What is expected: In the listing below, identify each line with the word "color" and return those lines.

§ §

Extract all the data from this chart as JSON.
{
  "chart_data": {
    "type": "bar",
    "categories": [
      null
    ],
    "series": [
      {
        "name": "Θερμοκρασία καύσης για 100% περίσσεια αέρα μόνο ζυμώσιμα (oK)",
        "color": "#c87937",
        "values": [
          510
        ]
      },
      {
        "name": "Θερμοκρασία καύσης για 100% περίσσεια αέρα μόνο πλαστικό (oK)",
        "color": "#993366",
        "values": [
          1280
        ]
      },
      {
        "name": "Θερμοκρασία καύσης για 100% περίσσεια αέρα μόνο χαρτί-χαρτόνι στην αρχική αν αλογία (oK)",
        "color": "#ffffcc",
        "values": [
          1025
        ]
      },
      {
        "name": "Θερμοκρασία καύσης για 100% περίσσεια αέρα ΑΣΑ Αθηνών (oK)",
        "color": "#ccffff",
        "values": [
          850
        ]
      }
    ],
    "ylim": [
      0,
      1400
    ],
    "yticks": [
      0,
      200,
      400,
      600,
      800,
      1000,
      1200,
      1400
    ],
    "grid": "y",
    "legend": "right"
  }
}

§ §

Written answer:
        "color": "#c87937",
        "color": "#993366",
        "color": "#ffffcc",
        "color": "#ccffff",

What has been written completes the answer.